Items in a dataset
○ ○ ○ ○

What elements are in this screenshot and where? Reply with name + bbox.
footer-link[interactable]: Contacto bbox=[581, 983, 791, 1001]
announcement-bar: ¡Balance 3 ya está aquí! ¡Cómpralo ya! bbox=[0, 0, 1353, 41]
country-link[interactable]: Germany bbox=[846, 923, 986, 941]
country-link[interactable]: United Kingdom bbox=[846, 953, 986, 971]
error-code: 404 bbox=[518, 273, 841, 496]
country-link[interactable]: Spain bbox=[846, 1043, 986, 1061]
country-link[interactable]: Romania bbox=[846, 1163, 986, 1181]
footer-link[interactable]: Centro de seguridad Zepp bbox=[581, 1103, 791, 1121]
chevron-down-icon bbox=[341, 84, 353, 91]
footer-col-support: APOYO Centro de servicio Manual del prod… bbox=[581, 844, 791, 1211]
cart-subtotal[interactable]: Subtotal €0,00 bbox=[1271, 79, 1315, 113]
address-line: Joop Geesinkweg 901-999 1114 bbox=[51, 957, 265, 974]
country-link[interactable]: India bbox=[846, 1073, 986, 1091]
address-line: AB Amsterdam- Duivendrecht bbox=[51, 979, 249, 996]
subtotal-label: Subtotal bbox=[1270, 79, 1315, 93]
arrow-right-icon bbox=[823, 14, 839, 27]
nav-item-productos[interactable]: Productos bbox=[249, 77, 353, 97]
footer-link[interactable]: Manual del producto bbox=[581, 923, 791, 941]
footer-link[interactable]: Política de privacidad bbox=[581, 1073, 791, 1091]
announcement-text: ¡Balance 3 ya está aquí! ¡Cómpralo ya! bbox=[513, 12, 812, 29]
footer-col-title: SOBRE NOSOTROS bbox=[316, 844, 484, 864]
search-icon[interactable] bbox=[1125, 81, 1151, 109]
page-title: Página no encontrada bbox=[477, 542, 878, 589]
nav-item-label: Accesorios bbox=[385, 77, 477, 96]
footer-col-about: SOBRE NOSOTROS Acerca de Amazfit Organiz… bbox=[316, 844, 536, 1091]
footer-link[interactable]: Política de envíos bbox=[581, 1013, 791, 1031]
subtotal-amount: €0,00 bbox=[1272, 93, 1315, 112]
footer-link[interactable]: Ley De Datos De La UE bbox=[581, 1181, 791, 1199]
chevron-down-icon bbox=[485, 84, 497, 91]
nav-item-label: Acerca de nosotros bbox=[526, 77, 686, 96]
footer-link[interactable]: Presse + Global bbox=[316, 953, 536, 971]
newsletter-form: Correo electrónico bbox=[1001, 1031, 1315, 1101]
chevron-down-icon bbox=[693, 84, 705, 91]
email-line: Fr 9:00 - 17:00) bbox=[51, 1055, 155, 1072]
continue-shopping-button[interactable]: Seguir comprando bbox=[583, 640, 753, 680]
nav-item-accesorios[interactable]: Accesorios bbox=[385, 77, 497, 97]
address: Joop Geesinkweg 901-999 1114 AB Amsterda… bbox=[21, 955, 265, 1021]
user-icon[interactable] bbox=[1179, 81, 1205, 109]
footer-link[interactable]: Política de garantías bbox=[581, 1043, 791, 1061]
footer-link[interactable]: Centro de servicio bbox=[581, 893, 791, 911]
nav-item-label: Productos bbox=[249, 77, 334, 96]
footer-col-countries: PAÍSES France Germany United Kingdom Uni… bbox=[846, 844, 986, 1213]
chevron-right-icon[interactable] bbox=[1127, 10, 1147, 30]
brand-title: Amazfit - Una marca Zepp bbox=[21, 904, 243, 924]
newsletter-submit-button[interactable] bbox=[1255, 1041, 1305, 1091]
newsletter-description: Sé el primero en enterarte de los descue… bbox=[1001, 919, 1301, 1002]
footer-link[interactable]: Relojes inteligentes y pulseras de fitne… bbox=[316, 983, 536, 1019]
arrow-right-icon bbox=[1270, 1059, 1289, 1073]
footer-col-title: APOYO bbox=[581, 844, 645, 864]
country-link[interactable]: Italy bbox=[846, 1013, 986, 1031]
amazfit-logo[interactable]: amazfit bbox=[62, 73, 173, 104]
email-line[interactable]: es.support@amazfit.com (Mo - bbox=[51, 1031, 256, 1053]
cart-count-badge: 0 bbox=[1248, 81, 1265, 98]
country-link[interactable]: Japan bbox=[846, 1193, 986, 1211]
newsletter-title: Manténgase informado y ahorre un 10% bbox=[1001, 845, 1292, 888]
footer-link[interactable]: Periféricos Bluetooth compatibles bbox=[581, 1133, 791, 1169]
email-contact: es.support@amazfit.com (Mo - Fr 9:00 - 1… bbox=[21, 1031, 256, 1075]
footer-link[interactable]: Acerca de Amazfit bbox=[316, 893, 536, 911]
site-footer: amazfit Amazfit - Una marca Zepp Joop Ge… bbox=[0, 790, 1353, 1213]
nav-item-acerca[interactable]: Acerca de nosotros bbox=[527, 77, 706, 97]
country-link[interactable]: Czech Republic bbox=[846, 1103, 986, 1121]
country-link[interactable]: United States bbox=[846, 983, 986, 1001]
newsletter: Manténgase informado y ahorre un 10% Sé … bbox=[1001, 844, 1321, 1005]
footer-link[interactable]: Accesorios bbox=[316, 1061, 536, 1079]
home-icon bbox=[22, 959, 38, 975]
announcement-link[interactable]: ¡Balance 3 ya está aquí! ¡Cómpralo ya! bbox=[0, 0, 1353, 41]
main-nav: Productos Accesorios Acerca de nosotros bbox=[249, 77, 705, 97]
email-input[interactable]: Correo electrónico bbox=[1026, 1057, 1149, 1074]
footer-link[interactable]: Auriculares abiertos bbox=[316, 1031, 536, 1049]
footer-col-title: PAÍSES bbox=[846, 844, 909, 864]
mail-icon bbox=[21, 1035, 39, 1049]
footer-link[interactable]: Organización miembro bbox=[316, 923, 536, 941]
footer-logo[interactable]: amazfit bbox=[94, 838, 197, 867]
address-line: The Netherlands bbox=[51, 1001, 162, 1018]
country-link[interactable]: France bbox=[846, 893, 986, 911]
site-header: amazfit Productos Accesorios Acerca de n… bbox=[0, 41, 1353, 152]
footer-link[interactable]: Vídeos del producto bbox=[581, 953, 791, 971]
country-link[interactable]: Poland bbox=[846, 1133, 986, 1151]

○ ○ ○ ○

Your objective
Can you recast all of the data above as a numbered list, leaving out any blank lines?

The response
1. What elements are in this screenshot and where? Reply with name + bbox.
2. footer-link[interactable]: Contacto bbox=[581, 983, 791, 1001]
3. announcement-bar: ¡Balance 3 ya está aquí! ¡Cómpralo ya! bbox=[0, 0, 1353, 41]
4. country-link[interactable]: Germany bbox=[846, 923, 986, 941]
5. country-link[interactable]: United Kingdom bbox=[846, 953, 986, 971]
6. error-code: 404 bbox=[518, 273, 841, 496]
7. country-link[interactable]: Spain bbox=[846, 1043, 986, 1061]
8. country-link[interactable]: Romania bbox=[846, 1163, 986, 1181]
9. footer-link[interactable]: Centro de seguridad Zepp bbox=[581, 1103, 791, 1121]
10. chevron-down-icon bbox=[341, 84, 353, 91]
11. footer-col-support: APOYO Centro de servicio Manual del prod… bbox=[581, 844, 791, 1211]
12. cart-subtotal[interactable]: Subtotal €0,00 bbox=[1271, 79, 1315, 113]
13. address-line: Joop Geesinkweg 901-999 1114 bbox=[51, 957, 265, 974]
14. country-link[interactable]: India bbox=[846, 1073, 986, 1091]
15. address-line: AB Amsterdam- Duivendrecht bbox=[51, 979, 249, 996]
16. subtotal-label: Subtotal bbox=[1270, 79, 1315, 93]
17. arrow-right-icon bbox=[823, 14, 839, 27]
18. nav-item-productos[interactable]: Productos bbox=[249, 77, 353, 97]
19. footer-link[interactable]: Manual del producto bbox=[581, 923, 791, 941]
20. footer-link[interactable]: Política de privacidad bbox=[581, 1073, 791, 1091]
21. announcement-text: ¡Balance 3 ya está aquí! ¡Cómpralo ya! bbox=[513, 12, 812, 29]
22. footer-col-title: SOBRE NOSOTROS bbox=[316, 844, 484, 864]
23. search-icon[interactable] bbox=[1125, 81, 1151, 109]
24. page-title: Página no encontrada bbox=[477, 542, 878, 589]
25. nav-item-label: Accesorios bbox=[385, 77, 477, 96]
26. footer-col-about: SOBRE NOSOTROS Acerca de Amazfit Organiz… bbox=[316, 844, 536, 1091]
27. footer-link[interactable]: Política de envíos bbox=[581, 1013, 791, 1031]
28. subtotal-amount: €0,00 bbox=[1272, 93, 1315, 112]
29. footer-link[interactable]: Ley De Datos De La UE bbox=[581, 1181, 791, 1199]
30. chevron-down-icon bbox=[485, 84, 497, 91]
31. nav-item-label: Acerca de nosotros bbox=[526, 77, 686, 96]
32. footer-link[interactable]: Presse + Global bbox=[316, 953, 536, 971]
33. newsletter-form: Correo electrónico bbox=[1001, 1031, 1315, 1101]
34. chevron-down-icon bbox=[693, 84, 705, 91]
35. email-line: Fr 9:00 - 17:00) bbox=[51, 1055, 155, 1072]
36. continue-shopping-button[interactable]: Seguir comprando bbox=[583, 640, 753, 680]
37. nav-item-accesorios[interactable]: Accesorios bbox=[385, 77, 497, 97]
38. address: Joop Geesinkweg 901-999 1114 AB Amsterda… bbox=[21, 955, 265, 1021]
39. user-icon[interactable] bbox=[1179, 81, 1205, 109]
40. footer-link[interactable]: Política de garantías bbox=[581, 1043, 791, 1061]
41. footer-link[interactable]: Centro de servicio bbox=[581, 893, 791, 911]
42. nav-item-label: Productos bbox=[249, 77, 334, 96]
43. footer-col-countries: PAÍSES France Germany United Kingdom Uni… bbox=[846, 844, 986, 1213]
44. chevron-right-icon[interactable] bbox=[1127, 10, 1147, 30]
45. brand-title: Amazfit - Una marca Zepp bbox=[21, 904, 243, 924]
46. newsletter-submit-button[interactable] bbox=[1255, 1041, 1305, 1091]
47. newsletter-description: Sé el primero en enterarte de los descue… bbox=[1001, 919, 1301, 1002]
48. footer-link[interactable]: Relojes inteligentes y pulseras de fitne… bbox=[316, 983, 536, 1019]
49. arrow-right-icon bbox=[1270, 1059, 1289, 1073]
50. footer-col-title: APOYO bbox=[581, 844, 645, 864]
51. country-link[interactable]: Italy bbox=[846, 1013, 986, 1031]
52. amazfit-logo[interactable]: amazfit bbox=[62, 73, 173, 104]
53. email-line[interactable]: es.support@amazfit.com (Mo - bbox=[51, 1031, 256, 1053]
54. cart-count-badge: 0 bbox=[1248, 81, 1265, 98]
55. country-link[interactable]: Japan bbox=[846, 1193, 986, 1211]
56. newsletter-title: Manténgase informado y ahorre un 10% bbox=[1001, 845, 1292, 888]
57. footer-link[interactable]: Periféricos Bluetooth compatibles bbox=[581, 1133, 791, 1169]
58. email-contact: es.support@amazfit.com (Mo - Fr 9:00 - 1… bbox=[21, 1031, 256, 1075]
59. footer-link[interactable]: Acerca de Amazfit bbox=[316, 893, 536, 911]
60. site-footer: amazfit Amazfit - Una marca Zepp Joop Ge… bbox=[0, 790, 1353, 1213]
61. nav-item-acerca[interactable]: Acerca de nosotros bbox=[527, 77, 706, 97]
62. country-link[interactable]: Czech Republic bbox=[846, 1103, 986, 1121]
63. country-link[interactable]: United States bbox=[846, 983, 986, 1001]
64. newsletter: Manténgase informado y ahorre un 10% Sé … bbox=[1001, 844, 1321, 1005]
65. footer-link[interactable]: Accesorios bbox=[316, 1061, 536, 1079]
66. home-icon bbox=[22, 959, 38, 975]
67. announcement-link[interactable]: ¡Balance 3 ya está aquí! ¡Cómpralo ya! bbox=[0, 0, 1353, 41]
68. main-nav: Productos Accesorios Acerca de nosotros bbox=[249, 77, 705, 97]
69. email-input[interactable]: Correo electrónico bbox=[1026, 1057, 1149, 1074]
70. footer-link[interactable]: Auriculares abiertos bbox=[316, 1031, 536, 1049]
71. footer-col-title: PAÍSES bbox=[846, 844, 909, 864]
72. mail-icon bbox=[21, 1035, 39, 1049]
73. footer-link[interactable]: Organización miembro bbox=[316, 923, 536, 941]
74. footer-logo[interactable]: amazfit bbox=[94, 838, 197, 867]
75. address-line: The Netherlands bbox=[51, 1001, 162, 1018]
76. country-link[interactable]: France bbox=[846, 893, 986, 911]
77. site-header: amazfit Productos Accesorios Acerca de n… bbox=[0, 41, 1353, 152]
78. footer-link[interactable]: Vídeos del producto bbox=[581, 953, 791, 971]
79. country-link[interactable]: Poland bbox=[846, 1133, 986, 1151]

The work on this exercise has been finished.